** What is asked **
Print out each record below, unaltered and complete, without its images.

** Input rows **
++++++++++

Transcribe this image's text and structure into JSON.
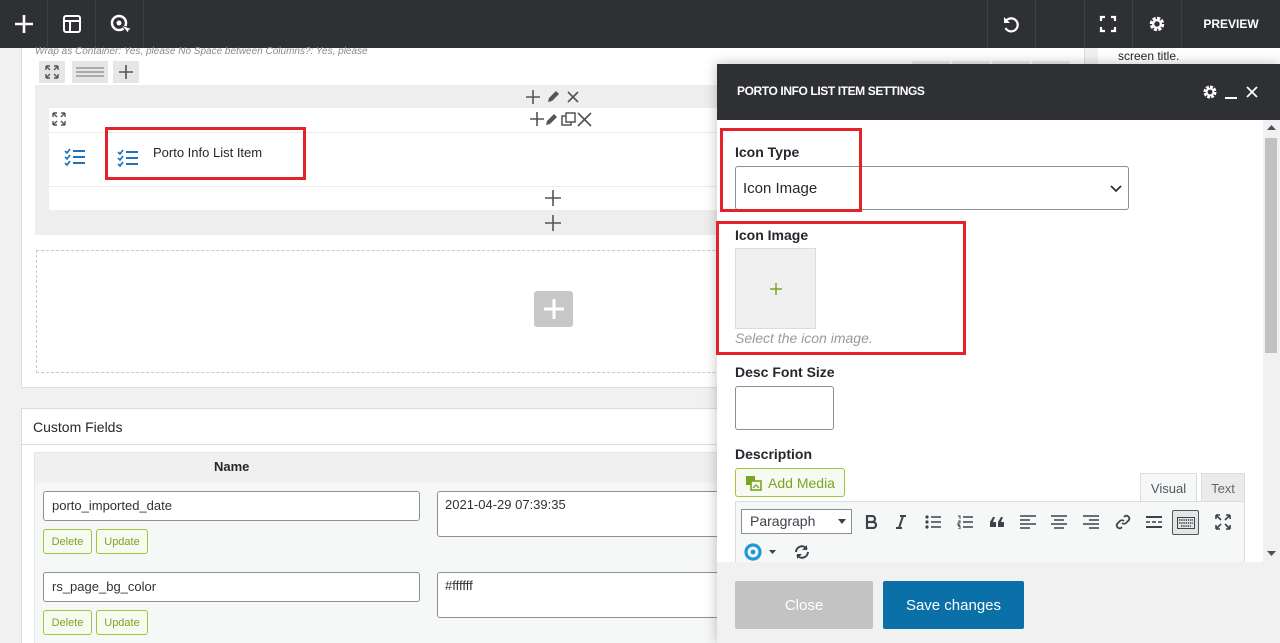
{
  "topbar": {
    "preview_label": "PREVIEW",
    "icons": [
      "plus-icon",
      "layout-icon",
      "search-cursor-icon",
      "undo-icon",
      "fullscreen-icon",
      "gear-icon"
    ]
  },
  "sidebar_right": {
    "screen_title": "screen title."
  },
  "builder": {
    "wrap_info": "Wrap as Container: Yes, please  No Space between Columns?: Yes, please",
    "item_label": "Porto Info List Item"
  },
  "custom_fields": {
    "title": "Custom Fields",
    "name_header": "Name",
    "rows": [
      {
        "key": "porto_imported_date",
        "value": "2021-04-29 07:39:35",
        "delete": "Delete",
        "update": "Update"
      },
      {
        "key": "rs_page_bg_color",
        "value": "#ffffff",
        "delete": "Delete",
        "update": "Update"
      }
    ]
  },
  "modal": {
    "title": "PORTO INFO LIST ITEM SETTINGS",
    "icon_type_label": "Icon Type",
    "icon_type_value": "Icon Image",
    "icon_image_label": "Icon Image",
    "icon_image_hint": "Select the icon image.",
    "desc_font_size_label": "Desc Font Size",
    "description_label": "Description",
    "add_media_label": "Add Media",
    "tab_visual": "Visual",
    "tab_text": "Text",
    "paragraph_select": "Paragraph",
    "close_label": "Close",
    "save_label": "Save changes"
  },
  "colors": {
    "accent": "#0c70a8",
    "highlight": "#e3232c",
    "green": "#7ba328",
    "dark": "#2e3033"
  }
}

++++++++++

** Written answer **
Transcribe this image's text and structure into JSON.
{
  "topbar": {
    "preview_label": "PREVIEW",
    "icons": [
      "plus-icon",
      "layout-icon",
      "search-cursor-icon",
      "undo-icon",
      "fullscreen-icon",
      "gear-icon"
    ]
  },
  "sidebar_right": {
    "screen_title": "screen title."
  },
  "builder": {
    "wrap_info": "Wrap as Container: Yes, please  No Space between Columns?: Yes, please",
    "item_label": "Porto Info List Item"
  },
  "custom_fields": {
    "title": "Custom Fields",
    "name_header": "Name",
    "rows": [
      {
        "key": "porto_imported_date",
        "value": "2021-04-29 07:39:35",
        "delete": "Delete",
        "update": "Update"
      },
      {
        "key": "rs_page_bg_color",
        "value": "#ffffff",
        "delete": "Delete",
        "update": "Update"
      }
    ]
  },
  "modal": {
    "title": "PORTO INFO LIST ITEM SETTINGS",
    "icon_type_label": "Icon Type",
    "icon_type_value": "Icon Image",
    "icon_image_label": "Icon Image",
    "icon_image_hint": "Select the icon image.",
    "desc_font_size_label": "Desc Font Size",
    "description_label": "Description",
    "add_media_label": "Add Media",
    "tab_visual": "Visual",
    "tab_text": "Text",
    "paragraph_select": "Paragraph",
    "close_label": "Close",
    "save_label": "Save changes"
  },
  "colors": {
    "accent": "#0c70a8",
    "highlight": "#e3232c",
    "green": "#7ba328",
    "dark": "#2e3033"
  }
}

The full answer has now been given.